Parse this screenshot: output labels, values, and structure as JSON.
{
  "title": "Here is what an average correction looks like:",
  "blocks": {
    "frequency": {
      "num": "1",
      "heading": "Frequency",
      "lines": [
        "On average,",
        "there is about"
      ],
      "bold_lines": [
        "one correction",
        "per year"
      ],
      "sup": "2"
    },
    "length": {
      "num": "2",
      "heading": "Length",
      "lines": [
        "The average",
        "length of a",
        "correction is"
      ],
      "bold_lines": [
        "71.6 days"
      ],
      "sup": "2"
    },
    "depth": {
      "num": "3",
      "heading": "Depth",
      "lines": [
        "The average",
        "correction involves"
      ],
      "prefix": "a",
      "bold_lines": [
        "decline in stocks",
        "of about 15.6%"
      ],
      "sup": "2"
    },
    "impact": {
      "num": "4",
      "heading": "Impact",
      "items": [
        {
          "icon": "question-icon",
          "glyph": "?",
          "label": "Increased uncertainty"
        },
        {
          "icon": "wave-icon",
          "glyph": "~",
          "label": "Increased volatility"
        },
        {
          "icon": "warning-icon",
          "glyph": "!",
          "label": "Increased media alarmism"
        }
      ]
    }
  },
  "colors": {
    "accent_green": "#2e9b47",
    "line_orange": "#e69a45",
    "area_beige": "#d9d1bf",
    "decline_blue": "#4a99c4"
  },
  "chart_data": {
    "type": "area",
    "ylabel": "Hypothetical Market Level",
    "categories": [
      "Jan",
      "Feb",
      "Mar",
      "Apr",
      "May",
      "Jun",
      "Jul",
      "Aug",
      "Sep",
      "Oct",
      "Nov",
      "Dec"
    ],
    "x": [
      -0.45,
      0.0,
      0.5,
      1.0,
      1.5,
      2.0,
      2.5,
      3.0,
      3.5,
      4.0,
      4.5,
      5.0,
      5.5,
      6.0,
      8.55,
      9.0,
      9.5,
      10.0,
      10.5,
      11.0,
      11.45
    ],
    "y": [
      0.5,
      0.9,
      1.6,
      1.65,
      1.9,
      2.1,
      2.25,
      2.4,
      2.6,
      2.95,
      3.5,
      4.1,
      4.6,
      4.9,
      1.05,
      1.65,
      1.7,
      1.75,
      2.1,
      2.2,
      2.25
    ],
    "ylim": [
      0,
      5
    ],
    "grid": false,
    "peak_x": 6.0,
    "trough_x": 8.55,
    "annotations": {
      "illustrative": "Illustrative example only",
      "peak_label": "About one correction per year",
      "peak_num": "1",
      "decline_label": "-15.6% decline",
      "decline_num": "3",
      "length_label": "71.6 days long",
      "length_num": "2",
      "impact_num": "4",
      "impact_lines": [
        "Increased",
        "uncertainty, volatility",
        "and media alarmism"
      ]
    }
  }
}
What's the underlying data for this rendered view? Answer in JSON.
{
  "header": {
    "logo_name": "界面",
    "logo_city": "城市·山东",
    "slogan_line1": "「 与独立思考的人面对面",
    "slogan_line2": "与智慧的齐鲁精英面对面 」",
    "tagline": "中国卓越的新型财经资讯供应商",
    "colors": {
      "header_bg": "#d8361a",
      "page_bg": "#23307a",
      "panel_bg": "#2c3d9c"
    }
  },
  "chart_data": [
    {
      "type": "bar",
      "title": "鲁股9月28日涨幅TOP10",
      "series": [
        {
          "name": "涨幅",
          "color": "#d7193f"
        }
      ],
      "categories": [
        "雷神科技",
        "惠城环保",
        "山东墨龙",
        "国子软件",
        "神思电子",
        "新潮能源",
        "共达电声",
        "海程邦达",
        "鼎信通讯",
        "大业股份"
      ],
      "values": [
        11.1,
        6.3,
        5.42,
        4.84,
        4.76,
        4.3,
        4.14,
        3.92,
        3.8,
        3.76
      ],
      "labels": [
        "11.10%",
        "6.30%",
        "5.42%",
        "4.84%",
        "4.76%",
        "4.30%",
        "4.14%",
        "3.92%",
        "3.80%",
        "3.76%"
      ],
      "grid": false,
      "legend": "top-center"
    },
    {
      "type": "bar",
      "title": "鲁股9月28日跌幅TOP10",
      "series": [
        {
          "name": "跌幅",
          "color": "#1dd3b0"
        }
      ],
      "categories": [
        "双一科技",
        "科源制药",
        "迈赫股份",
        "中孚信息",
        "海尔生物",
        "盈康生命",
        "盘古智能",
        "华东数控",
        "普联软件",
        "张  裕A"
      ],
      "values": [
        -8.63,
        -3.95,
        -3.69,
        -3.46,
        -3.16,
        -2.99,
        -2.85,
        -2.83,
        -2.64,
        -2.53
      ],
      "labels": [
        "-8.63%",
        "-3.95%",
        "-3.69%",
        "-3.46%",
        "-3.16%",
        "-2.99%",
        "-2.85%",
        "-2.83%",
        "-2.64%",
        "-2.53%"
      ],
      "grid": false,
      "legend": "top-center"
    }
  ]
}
..............................
> [Exercise task] Take every line above carrying "this" and return it.

> [Answer to the exercise]
Parse this screenshot: output labels, values, and structure as JSON.
What's the underlying data for this rendered view? Answer in JSON.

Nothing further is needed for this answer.